Copy every line of the data that includes the string "local".

• [Record list]
-- Start --

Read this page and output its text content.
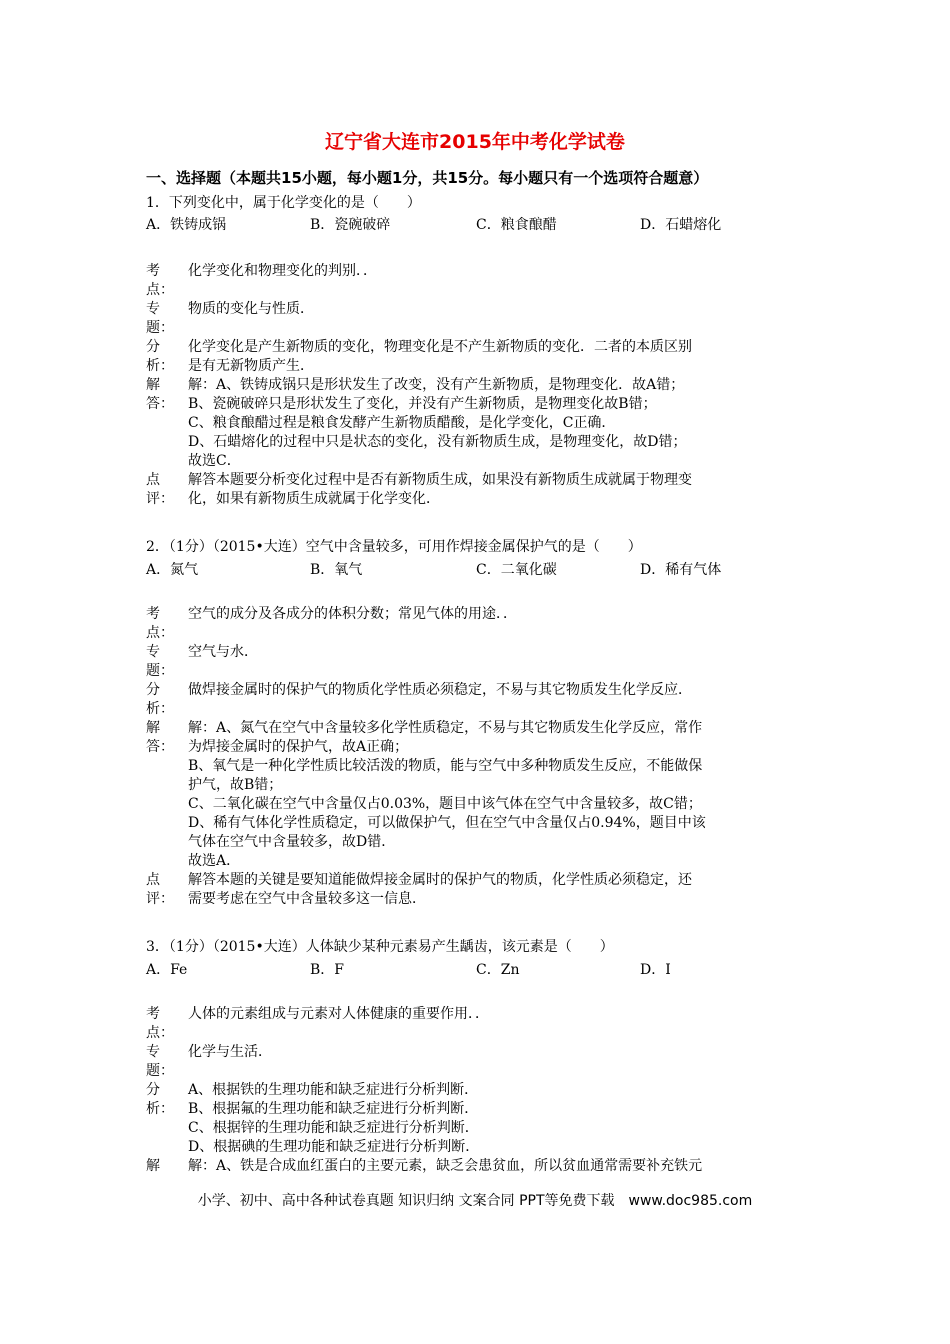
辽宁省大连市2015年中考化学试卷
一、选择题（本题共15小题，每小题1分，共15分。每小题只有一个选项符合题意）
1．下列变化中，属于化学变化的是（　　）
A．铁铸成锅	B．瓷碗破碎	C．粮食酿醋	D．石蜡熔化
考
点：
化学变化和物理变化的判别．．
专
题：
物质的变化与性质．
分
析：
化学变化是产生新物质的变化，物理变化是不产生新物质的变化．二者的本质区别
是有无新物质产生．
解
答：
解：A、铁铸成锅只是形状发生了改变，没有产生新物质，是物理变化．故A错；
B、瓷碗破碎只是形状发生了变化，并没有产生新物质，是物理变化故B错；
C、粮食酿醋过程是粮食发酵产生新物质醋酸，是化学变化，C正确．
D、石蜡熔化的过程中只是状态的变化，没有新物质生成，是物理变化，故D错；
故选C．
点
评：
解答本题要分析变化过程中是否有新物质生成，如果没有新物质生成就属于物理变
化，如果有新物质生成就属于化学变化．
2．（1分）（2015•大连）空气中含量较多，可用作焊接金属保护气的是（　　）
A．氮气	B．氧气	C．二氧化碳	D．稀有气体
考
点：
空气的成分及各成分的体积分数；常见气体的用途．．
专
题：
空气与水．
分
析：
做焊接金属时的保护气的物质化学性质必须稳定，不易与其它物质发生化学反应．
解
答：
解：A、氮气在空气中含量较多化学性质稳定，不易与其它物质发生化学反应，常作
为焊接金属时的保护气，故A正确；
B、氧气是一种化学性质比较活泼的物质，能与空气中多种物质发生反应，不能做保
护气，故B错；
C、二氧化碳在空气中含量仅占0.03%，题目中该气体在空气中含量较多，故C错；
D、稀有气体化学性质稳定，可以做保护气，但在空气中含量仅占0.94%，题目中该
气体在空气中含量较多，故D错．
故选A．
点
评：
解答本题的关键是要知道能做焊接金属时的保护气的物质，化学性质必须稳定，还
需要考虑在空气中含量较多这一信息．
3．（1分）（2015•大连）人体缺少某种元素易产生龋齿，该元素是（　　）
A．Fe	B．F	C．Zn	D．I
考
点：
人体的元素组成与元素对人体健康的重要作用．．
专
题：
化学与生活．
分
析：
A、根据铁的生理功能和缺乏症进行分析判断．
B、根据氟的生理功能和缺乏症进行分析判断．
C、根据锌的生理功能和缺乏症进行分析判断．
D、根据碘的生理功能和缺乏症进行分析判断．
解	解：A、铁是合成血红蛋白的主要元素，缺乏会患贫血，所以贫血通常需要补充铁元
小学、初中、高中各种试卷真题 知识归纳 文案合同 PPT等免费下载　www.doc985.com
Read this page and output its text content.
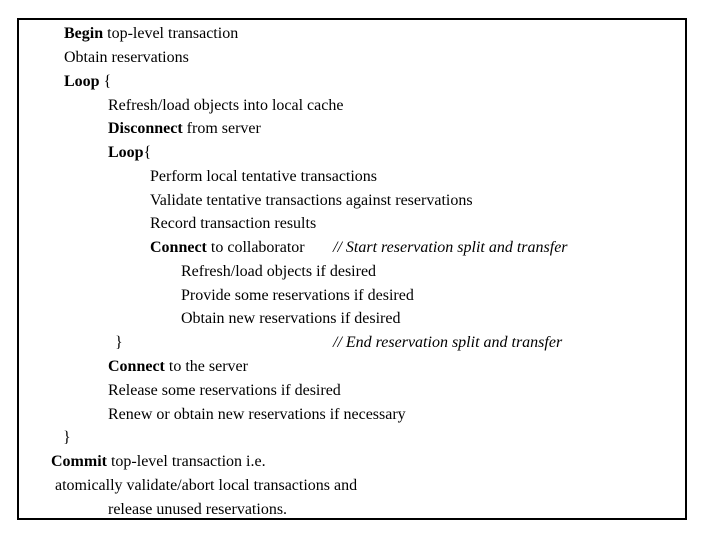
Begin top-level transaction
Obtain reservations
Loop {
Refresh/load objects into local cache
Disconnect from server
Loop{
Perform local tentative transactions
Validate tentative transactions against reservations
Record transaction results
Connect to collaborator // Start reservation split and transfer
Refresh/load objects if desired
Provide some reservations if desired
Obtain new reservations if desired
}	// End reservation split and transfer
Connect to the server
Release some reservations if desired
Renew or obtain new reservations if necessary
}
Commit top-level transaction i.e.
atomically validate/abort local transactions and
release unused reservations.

-- End --
-- Start --

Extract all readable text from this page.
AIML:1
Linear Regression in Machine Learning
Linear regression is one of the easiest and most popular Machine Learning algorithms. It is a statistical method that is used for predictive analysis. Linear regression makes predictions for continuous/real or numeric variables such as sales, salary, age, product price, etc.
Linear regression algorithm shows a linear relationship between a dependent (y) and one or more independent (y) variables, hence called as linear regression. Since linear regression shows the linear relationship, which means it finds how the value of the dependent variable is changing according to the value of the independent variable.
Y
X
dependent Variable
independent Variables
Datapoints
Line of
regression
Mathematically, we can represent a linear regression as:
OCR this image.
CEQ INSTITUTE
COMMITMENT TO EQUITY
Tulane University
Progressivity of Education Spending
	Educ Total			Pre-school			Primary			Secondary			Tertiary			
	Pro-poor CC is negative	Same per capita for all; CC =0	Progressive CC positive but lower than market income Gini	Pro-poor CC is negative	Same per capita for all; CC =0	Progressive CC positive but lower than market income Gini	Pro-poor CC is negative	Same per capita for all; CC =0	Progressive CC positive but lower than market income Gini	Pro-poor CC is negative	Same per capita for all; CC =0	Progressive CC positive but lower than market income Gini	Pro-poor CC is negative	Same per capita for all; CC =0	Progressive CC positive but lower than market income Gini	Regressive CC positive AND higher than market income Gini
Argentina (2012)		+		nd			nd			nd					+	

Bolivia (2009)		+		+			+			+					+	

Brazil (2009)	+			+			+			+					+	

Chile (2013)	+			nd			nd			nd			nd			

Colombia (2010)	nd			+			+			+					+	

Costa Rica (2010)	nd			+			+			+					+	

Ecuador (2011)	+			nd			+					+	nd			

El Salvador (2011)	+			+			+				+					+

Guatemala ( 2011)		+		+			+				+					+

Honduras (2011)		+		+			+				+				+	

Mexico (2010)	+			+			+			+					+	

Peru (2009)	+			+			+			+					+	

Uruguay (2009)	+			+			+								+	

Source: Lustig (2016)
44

-- End --

• [Worked answer]
Refresh/load objects into local cache
Perform local tentative transactions
atomically validate/abort local transactions and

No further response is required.